→ Data section
· · · · · · ·
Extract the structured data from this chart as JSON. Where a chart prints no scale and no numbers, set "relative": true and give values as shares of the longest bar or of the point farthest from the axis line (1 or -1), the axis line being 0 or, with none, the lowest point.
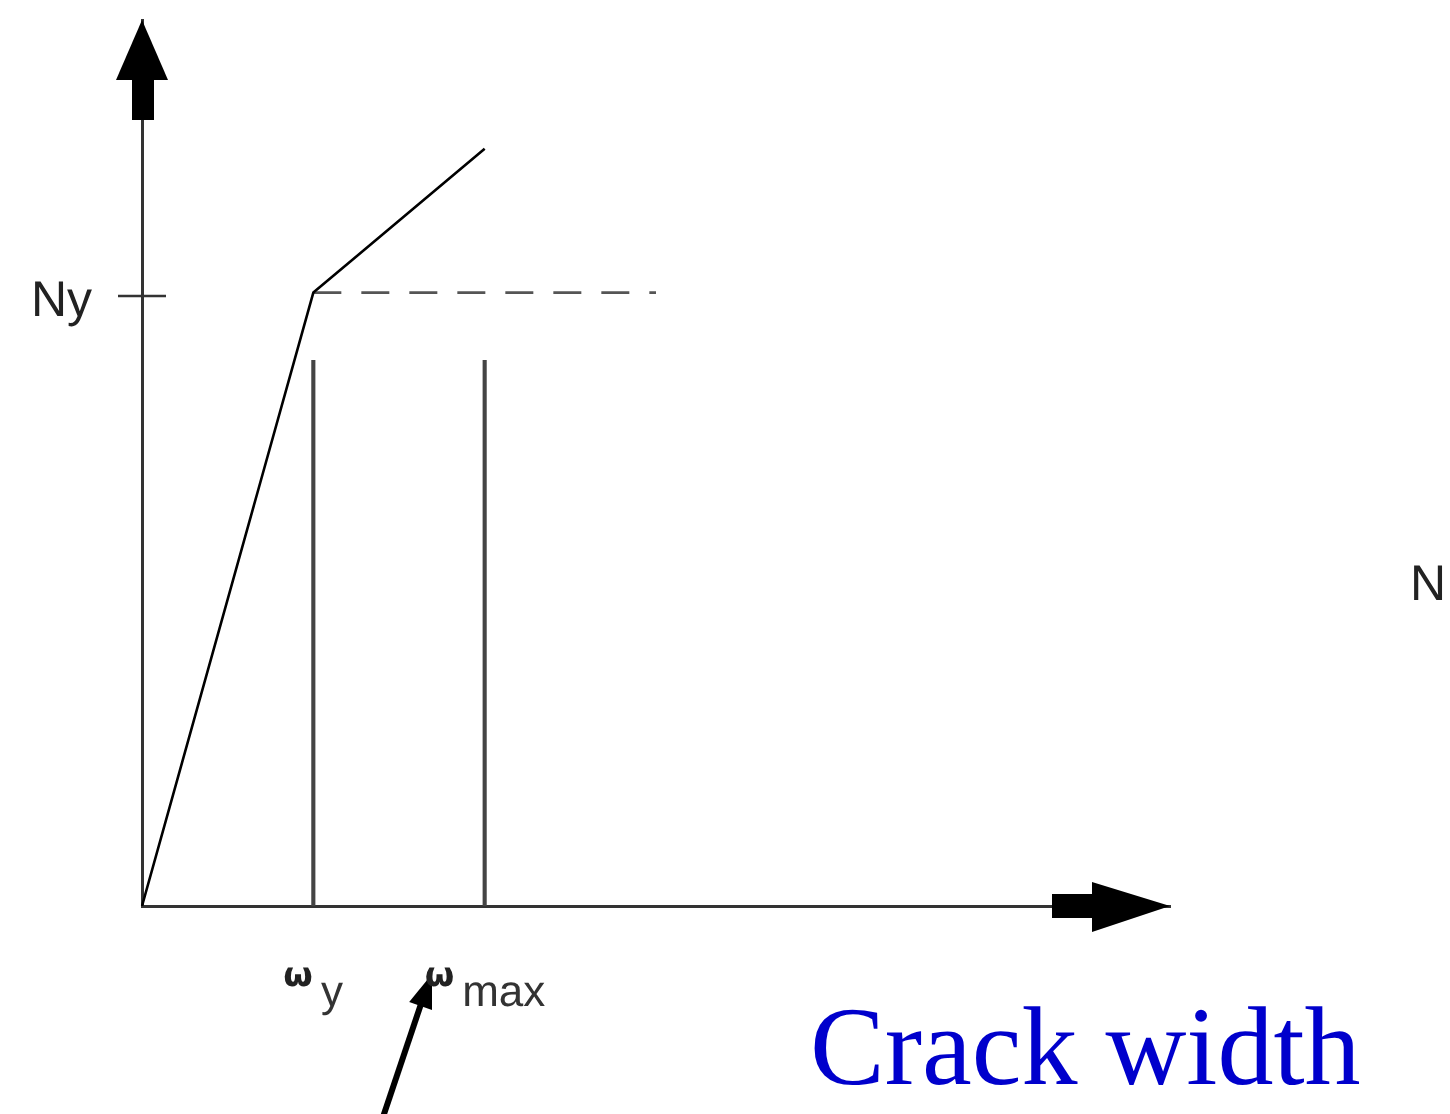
{
  "chart_data": {
    "type": "line",
    "relative": true,
    "xlabel": "Crack width",
    "categories": [
      null,
      "ω$_{y}$",
      "ω$_{max}$",
      null,
      null,
      null,
      null
    ],
    "series": [
      {
        "color": "#000000",
        "values": [
          0,
          0.81,
          1,
          null,
          null,
          null,
          null
        ]
      },
      {
        "color": "#555555",
        "line_style": "dashed",
        "values": [
          null,
          0.81,
          0.81,
          0.81,
          null,
          null,
          null
        ]
      },
      {
        "type": "bar",
        "color": "#444444",
        "values": [
          null,
          0.72,
          0.72,
          null,
          null,
          null,
          null
        ]
      }
    ],
    "annotations": [
      "Ny",
      "N"
    ]
  }
}
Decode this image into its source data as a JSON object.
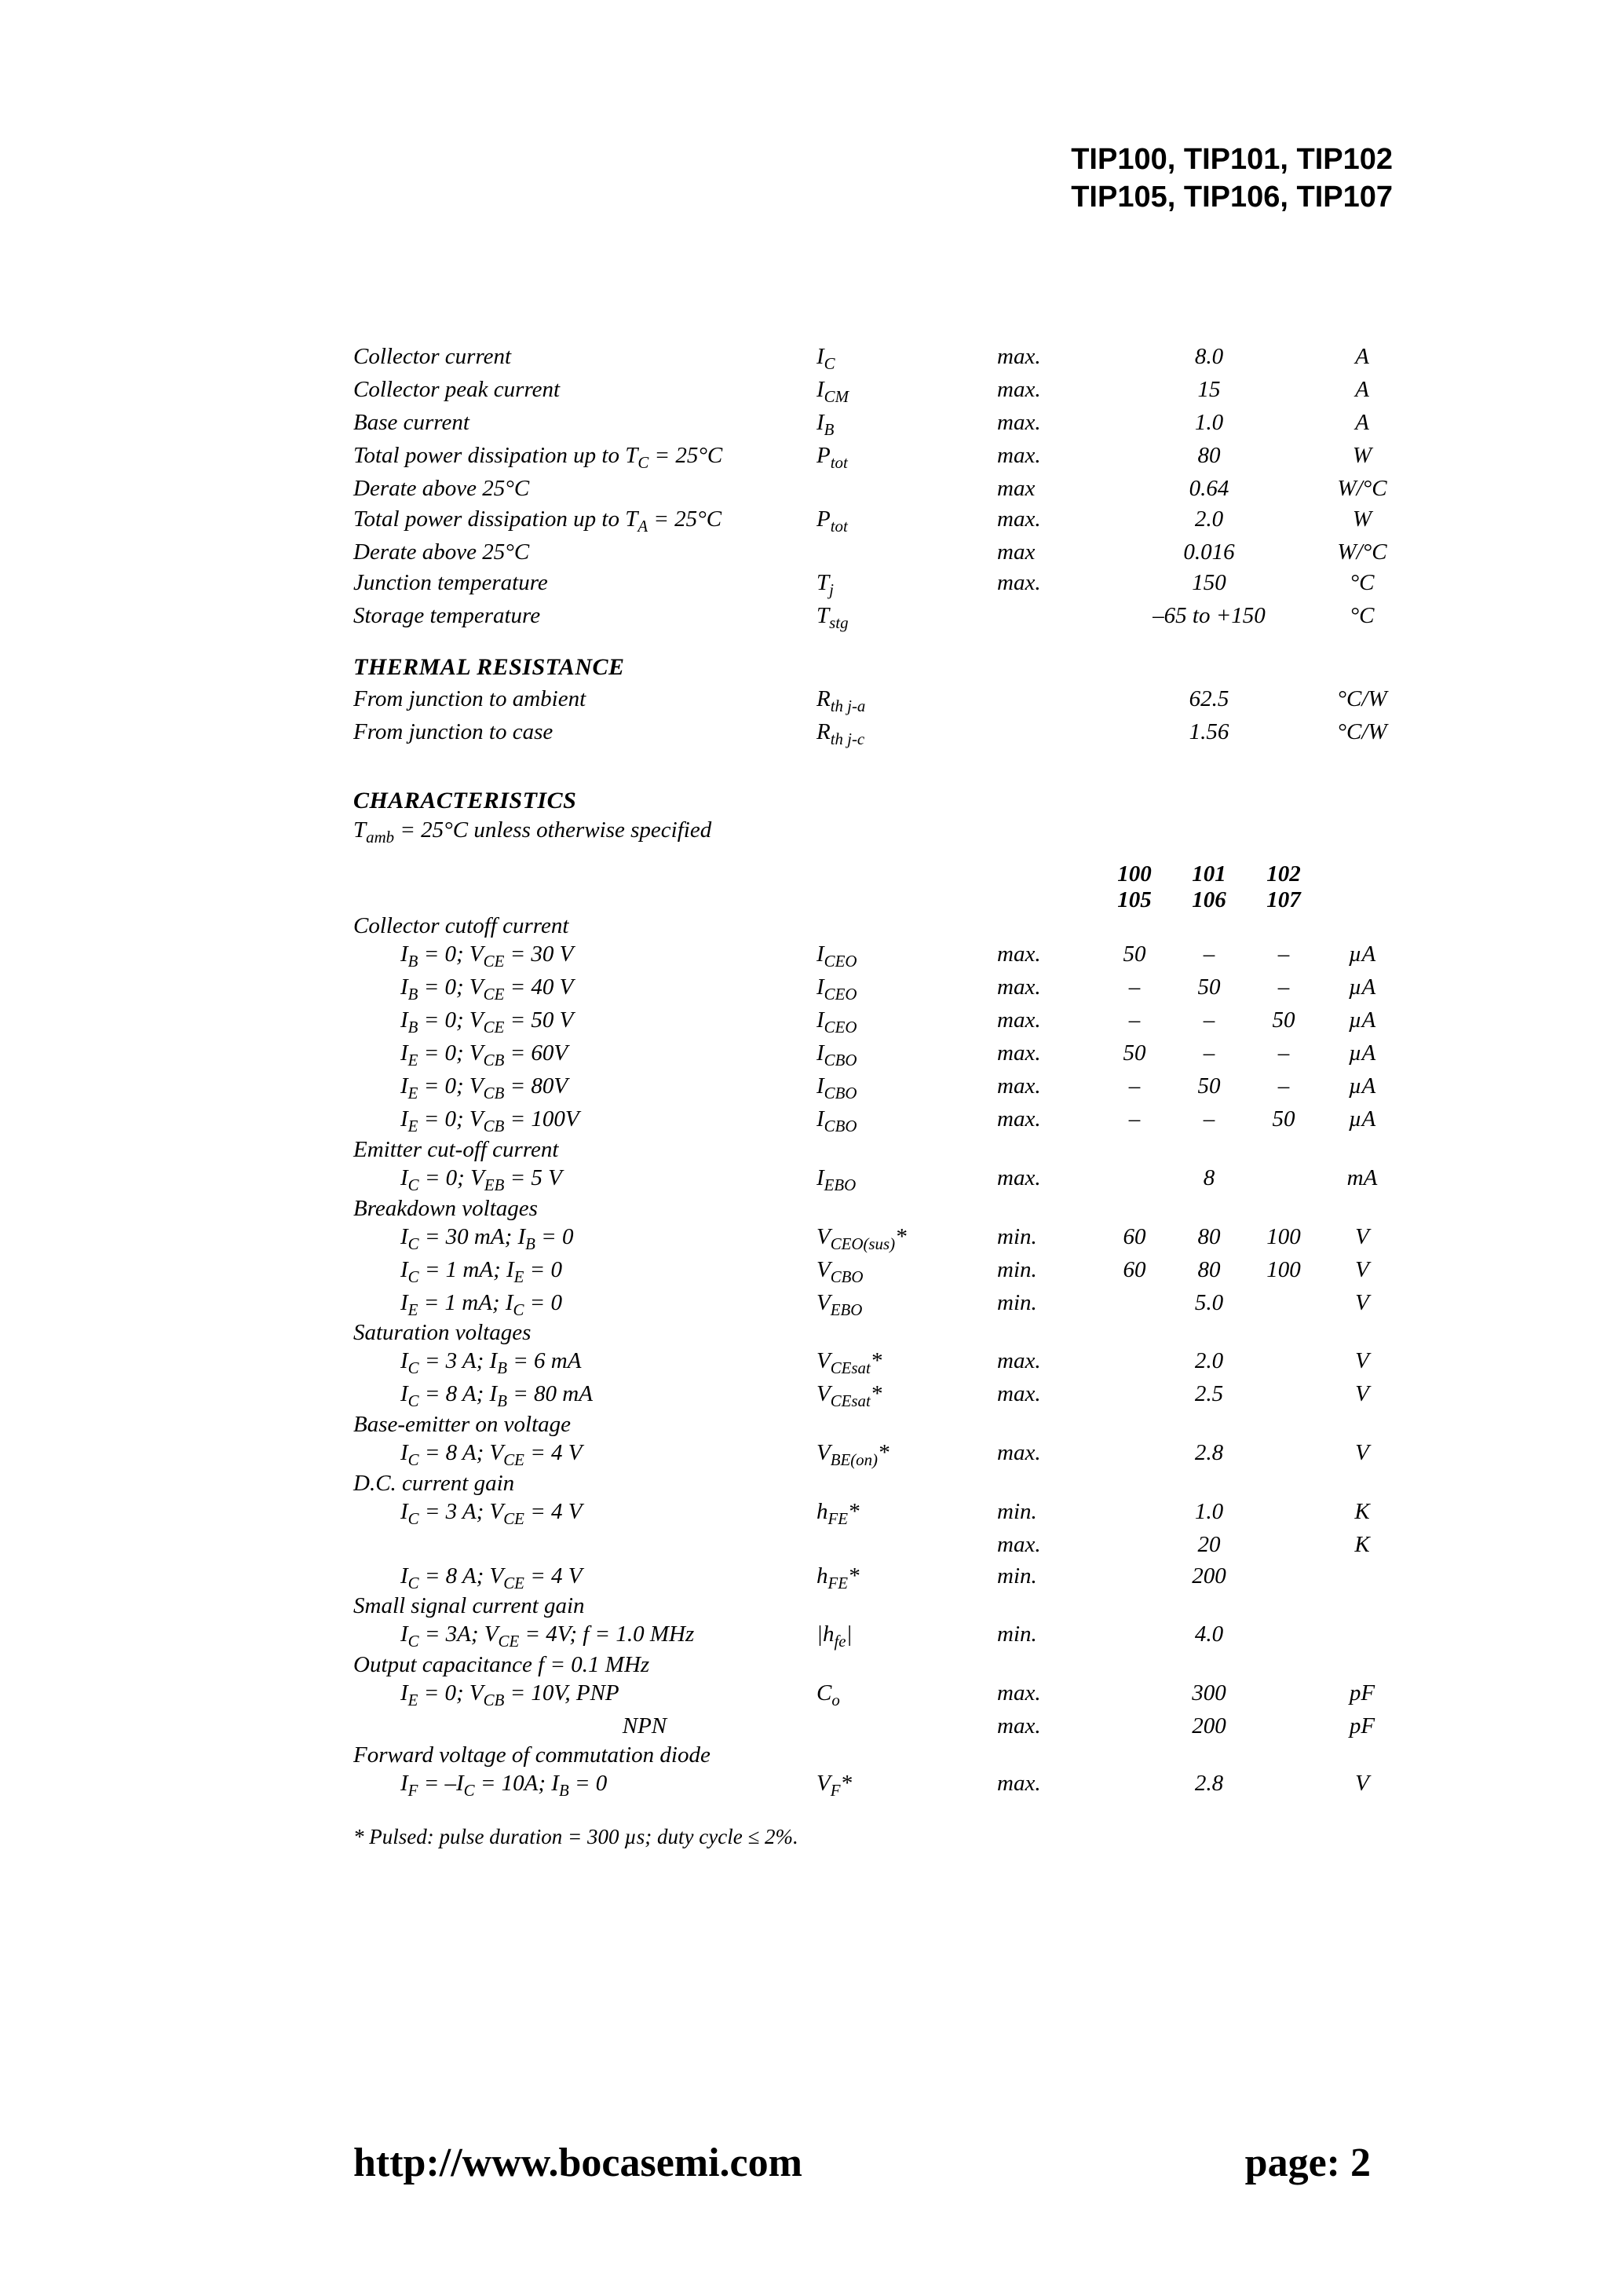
{
  "header": {
    "line1": "TIP100, TIP101, TIP102",
    "line2": "TIP105, TIP106, TIP107"
  },
  "abs_max": [
    {
      "label": "Collector current",
      "sym": "I_C",
      "lim": "max.",
      "val": "8.0",
      "unit": "A"
    },
    {
      "label": "Collector peak current",
      "sym": "I_CM",
      "lim": "max.",
      "val": "15",
      "unit": "A"
    },
    {
      "label": "Base current",
      "sym": "I_B",
      "lim": "max.",
      "val": "1.0",
      "unit": "A"
    },
    {
      "label": "Total power dissipation up to T_C = 25°C",
      "sym": "P_tot",
      "lim": "max.",
      "val": "80",
      "unit": "W"
    },
    {
      "label": "Derate above 25°C",
      "sym": "",
      "lim": "max",
      "val": "0.64",
      "unit": "W/°C"
    },
    {
      "label": "Total power dissipation up to T_A = 25°C",
      "sym": "P_tot",
      "lim": "max.",
      "val": "2.0",
      "unit": "W"
    },
    {
      "label": "Derate above 25°C",
      "sym": "",
      "lim": "max",
      "val": "0.016",
      "unit": "W/°C"
    },
    {
      "label": "Junction temperature",
      "sym": "T_j",
      "lim": "max.",
      "val": "150",
      "unit": "°C"
    },
    {
      "label": "Storage temperature",
      "sym": "T_stg",
      "lim": "",
      "val": "–65 to +150",
      "unit": "°C"
    }
  ],
  "thermal_title": "THERMAL RESISTANCE",
  "thermal": [
    {
      "label": "From junction to ambient",
      "sym": "R_th j-a",
      "val": "62.5",
      "unit": "°C/W"
    },
    {
      "label": "From junction to case",
      "sym": "R_th j-c",
      "val": "1.56",
      "unit": "°C/W"
    }
  ],
  "char_title": "CHARACTERISTICS",
  "char_cond": "T_amb = 25°C unless otherwise specified",
  "family_cols": {
    "a_top": "100",
    "b_top": "101",
    "c_top": "102",
    "a_bot": "105",
    "b_bot": "106",
    "c_bot": "107"
  },
  "groups": [
    {
      "head": "Collector cutoff current",
      "rows": [
        {
          "cond": "I_B = 0; V_CE = 30 V",
          "sym": "I_CEO",
          "lim": "max.",
          "v1": "50",
          "v2": "–",
          "v3": "–",
          "unit": "µA"
        },
        {
          "cond": "I_B = 0; V_CE = 40 V",
          "sym": "I_CEO",
          "lim": "max.",
          "v1": "–",
          "v2": "50",
          "v3": "–",
          "unit": "µA"
        },
        {
          "cond": "I_B = 0; V_CE = 50 V",
          "sym": "I_CEO",
          "lim": "max.",
          "v1": "–",
          "v2": "–",
          "v3": "50",
          "unit": "µA"
        },
        {
          "cond": "I_E = 0; V_CB = 60V",
          "sym": "I_CBO",
          "lim": "max.",
          "v1": "50",
          "v2": "–",
          "v3": "–",
          "unit": "µA"
        },
        {
          "cond": "I_E = 0; V_CB = 80V",
          "sym": "I_CBO",
          "lim": "max.",
          "v1": "–",
          "v2": "50",
          "v3": "–",
          "unit": "µA"
        },
        {
          "cond": "I_E = 0; V_CB = 100V",
          "sym": "I_CBO",
          "lim": "max.",
          "v1": "–",
          "v2": "–",
          "v3": "50",
          "unit": "µA"
        }
      ]
    },
    {
      "head": "Emitter cut-off current",
      "rows": [
        {
          "cond": "I_C = 0; V_EB = 5 V",
          "sym": "I_EBO",
          "lim": "max.",
          "v1": "",
          "v2": "8",
          "v3": "",
          "unit": "mA"
        }
      ]
    },
    {
      "head": "Breakdown voltages",
      "rows": [
        {
          "cond": "I_C = 30 mA; I_B = 0",
          "sym": "V_CEO(sus)*",
          "lim": "min.",
          "v1": "60",
          "v2": "80",
          "v3": "100",
          "unit": "V"
        },
        {
          "cond": "I_C = 1 mA; I_E = 0",
          "sym": "V_CBO",
          "lim": "min.",
          "v1": "60",
          "v2": "80",
          "v3": "100",
          "unit": "V"
        },
        {
          "cond": "I_E = 1 mA; I_C = 0",
          "sym": "V_EBO",
          "lim": "min.",
          "v1": "",
          "v2": "5.0",
          "v3": "",
          "unit": "V"
        }
      ]
    },
    {
      "head": "Saturation voltages",
      "rows": [
        {
          "cond": "I_C = 3 A; I_B = 6 mA",
          "sym": "V_CEsat*",
          "lim": "max.",
          "v1": "",
          "v2": "2.0",
          "v3": "",
          "unit": "V"
        },
        {
          "cond": "I_C = 8 A; I_B = 80 mA",
          "sym": "V_CEsat*",
          "lim": "max.",
          "v1": "",
          "v2": "2.5",
          "v3": "",
          "unit": "V"
        }
      ]
    },
    {
      "head": "Base-emitter on voltage",
      "rows": [
        {
          "cond": "I_C = 8 A; V_CE = 4 V",
          "sym": "V_BE(on)*",
          "lim": "max.",
          "v1": "",
          "v2": "2.8",
          "v3": "",
          "unit": "V"
        }
      ]
    },
    {
      "head": "D.C. current gain",
      "rows": [
        {
          "cond": "I_C = 3 A; V_CE = 4 V",
          "sym": "h_FE*",
          "lim": "min.",
          "v1": "",
          "v2": "1.0",
          "v3": "",
          "unit": "K"
        },
        {
          "cond": "",
          "sym": "",
          "lim": "max.",
          "v1": "",
          "v2": "20",
          "v3": "",
          "unit": "K"
        },
        {
          "cond": " ",
          "sym": "",
          "lim": "",
          "v1": "",
          "v2": "",
          "v3": "",
          "unit": ""
        },
        {
          "cond": "I_C = 8 A; V_CE = 4 V",
          "sym": "h_FE*",
          "lim": "min.",
          "v1": "",
          "v2": "200",
          "v3": "",
          "unit": ""
        }
      ]
    },
    {
      "head": "Small signal current gain",
      "rows": [
        {
          "cond": "I_C = 3A; V_CE = 4V; f = 1.0 MHz",
          "sym": "|h_fe|",
          "lim": "min.",
          "v1": "",
          "v2": "4.0",
          "v3": "",
          "unit": ""
        }
      ]
    },
    {
      "head": "Output capacitance f = 0.1 MHz",
      "rows": [
        {
          "cond": "I_E = 0; V_CB = 10V,     PNP",
          "sym": "C_o",
          "lim": "max.",
          "v1": "",
          "v2": "300",
          "v3": "",
          "unit": "pF"
        },
        {
          "cond": "                                       NPN",
          "sym": "",
          "lim": "max.",
          "v1": "",
          "v2": "200",
          "v3": "",
          "unit": "pF"
        }
      ]
    },
    {
      "head": "Forward voltage of commutation diode",
      "rows": [
        {
          "cond": "I_F = –I_C = 10A; I_B = 0",
          "sym": "V_F*",
          "lim": "max.",
          "v1": "",
          "v2": "2.8",
          "v3": "",
          "unit": "V"
        }
      ]
    }
  ],
  "footnote": "* Pulsed: pulse duration = 300 µs; duty cycle ≤ 2%.",
  "footer": {
    "url": "http://www.bocasemi.com",
    "page": "page: 2"
  }
}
· · · · · · ·
→ Set task
Pull every line containing the word "relative" out of the material.

→ Finished exercise
Extract the structured data from this chart as JSON. Where a chart prints no scale and no numbers, set "relative": true and give values as shares of the longest bar or of the point farthest from the axis line (1 or -1), the axis line being 0 or, with none, the lowest point.
    "relative": true,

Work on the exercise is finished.